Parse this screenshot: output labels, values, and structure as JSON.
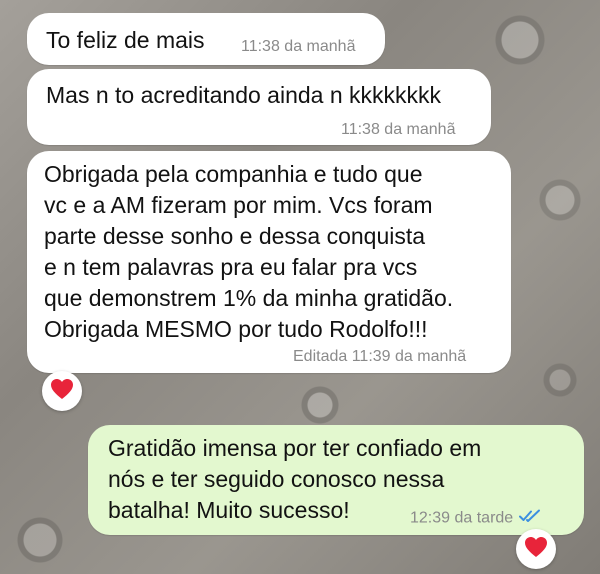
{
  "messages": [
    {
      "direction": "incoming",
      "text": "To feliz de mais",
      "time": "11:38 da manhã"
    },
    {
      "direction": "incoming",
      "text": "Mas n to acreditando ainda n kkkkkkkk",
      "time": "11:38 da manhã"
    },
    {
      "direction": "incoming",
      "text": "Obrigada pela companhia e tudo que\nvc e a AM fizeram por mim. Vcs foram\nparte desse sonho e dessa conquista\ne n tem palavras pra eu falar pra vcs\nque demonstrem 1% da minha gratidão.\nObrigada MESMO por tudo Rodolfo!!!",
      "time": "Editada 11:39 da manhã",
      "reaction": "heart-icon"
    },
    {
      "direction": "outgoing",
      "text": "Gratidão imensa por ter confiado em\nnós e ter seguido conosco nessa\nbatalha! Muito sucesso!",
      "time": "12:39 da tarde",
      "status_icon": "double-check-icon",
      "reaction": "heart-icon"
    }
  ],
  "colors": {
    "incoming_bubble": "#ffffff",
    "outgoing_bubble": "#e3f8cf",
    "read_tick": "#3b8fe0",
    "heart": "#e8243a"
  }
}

---

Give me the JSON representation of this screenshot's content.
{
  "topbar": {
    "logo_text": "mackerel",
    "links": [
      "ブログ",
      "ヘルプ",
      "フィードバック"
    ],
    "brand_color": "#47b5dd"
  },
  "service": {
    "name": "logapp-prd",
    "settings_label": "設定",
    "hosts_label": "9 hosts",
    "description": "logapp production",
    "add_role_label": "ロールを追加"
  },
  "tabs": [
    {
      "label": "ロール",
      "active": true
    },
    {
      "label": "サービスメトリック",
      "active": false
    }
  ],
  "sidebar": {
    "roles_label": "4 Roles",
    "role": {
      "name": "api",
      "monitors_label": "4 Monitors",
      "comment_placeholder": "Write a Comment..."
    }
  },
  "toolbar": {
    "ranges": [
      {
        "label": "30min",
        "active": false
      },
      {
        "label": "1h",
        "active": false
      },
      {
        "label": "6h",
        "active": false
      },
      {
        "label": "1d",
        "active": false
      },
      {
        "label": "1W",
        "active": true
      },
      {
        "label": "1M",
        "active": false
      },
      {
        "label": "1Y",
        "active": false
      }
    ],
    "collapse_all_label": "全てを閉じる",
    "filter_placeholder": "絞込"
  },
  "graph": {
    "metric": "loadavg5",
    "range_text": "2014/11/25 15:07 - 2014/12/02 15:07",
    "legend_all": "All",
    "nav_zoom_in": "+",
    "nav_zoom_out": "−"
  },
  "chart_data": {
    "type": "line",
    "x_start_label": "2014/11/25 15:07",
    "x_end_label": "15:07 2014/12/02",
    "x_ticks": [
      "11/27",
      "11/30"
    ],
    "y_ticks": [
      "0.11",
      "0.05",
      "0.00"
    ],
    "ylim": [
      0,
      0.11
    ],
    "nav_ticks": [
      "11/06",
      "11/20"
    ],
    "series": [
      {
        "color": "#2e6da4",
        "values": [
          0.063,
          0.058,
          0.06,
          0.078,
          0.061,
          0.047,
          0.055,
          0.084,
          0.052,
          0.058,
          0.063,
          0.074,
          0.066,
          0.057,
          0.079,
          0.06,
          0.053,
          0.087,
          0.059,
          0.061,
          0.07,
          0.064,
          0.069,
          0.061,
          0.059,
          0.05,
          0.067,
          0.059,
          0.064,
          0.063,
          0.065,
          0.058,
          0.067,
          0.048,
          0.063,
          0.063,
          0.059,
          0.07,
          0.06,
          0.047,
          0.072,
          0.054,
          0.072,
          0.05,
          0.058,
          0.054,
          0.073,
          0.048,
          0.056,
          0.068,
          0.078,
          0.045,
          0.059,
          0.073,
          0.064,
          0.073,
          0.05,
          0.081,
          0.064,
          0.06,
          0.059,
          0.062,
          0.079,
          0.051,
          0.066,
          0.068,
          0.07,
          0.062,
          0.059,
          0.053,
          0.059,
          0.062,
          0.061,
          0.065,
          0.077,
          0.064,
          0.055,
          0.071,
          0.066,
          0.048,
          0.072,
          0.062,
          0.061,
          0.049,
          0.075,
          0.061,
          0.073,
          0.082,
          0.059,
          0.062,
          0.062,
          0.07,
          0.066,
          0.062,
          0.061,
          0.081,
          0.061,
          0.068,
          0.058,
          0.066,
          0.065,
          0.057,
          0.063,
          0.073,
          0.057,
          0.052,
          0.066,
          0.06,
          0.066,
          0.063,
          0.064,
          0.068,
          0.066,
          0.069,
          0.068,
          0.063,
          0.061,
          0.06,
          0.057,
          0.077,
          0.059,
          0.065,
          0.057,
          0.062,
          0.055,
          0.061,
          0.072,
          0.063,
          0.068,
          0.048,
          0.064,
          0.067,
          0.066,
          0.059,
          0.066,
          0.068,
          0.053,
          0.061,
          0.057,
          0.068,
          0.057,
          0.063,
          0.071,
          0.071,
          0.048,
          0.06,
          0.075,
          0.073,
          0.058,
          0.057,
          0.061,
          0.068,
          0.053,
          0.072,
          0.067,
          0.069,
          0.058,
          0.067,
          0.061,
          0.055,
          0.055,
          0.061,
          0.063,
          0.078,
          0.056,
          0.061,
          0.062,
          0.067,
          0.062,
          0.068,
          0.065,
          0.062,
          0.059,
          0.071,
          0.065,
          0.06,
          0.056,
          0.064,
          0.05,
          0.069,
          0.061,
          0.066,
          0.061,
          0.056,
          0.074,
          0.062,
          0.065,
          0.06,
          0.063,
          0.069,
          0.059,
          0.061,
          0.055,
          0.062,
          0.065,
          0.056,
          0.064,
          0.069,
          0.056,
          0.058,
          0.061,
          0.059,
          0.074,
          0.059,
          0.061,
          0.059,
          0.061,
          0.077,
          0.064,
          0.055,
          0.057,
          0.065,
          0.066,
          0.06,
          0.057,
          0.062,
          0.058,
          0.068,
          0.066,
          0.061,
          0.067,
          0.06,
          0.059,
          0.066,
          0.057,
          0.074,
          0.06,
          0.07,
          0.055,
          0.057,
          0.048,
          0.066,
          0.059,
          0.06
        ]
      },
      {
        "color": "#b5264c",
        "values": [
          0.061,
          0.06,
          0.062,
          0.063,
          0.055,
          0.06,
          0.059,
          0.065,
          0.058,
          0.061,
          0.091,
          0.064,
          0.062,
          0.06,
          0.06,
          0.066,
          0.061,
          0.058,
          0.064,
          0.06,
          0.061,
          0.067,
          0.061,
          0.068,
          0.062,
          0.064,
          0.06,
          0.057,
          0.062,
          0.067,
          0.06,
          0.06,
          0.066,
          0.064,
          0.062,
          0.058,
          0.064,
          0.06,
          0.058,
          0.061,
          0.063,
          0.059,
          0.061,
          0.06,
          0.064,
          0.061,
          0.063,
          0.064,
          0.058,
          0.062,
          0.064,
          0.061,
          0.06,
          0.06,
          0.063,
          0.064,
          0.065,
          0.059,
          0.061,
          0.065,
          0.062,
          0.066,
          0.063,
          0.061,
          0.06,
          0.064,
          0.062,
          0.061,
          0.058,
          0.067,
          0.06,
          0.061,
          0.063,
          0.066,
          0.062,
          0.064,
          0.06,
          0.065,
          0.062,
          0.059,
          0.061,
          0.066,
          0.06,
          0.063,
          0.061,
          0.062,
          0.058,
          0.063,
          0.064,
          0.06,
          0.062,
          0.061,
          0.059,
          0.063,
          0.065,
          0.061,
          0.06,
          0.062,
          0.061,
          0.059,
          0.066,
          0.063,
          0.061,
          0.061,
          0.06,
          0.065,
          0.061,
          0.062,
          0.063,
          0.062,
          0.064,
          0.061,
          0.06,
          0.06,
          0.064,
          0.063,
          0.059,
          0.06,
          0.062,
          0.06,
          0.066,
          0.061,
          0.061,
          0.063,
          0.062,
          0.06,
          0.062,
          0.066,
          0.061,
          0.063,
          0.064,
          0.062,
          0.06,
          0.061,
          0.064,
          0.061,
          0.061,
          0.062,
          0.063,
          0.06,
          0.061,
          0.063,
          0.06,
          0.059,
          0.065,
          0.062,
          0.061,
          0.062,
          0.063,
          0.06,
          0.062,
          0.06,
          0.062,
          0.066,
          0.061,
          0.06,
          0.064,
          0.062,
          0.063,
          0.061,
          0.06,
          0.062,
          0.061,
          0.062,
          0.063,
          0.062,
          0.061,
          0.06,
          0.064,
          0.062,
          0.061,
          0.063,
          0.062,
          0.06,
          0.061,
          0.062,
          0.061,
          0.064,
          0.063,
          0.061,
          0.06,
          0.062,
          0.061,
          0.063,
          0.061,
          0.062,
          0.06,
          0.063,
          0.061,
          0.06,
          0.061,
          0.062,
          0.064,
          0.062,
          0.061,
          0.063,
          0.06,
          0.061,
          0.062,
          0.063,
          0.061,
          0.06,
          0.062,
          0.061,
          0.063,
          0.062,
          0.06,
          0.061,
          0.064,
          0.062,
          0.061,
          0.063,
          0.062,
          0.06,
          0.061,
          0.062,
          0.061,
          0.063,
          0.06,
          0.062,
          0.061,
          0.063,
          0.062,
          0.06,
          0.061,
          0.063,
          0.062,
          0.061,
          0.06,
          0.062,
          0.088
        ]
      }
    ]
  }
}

=== Set problem ===
Count every line of the material above that holds the string "time", then state only the total.

=== Response to the exercise ===
4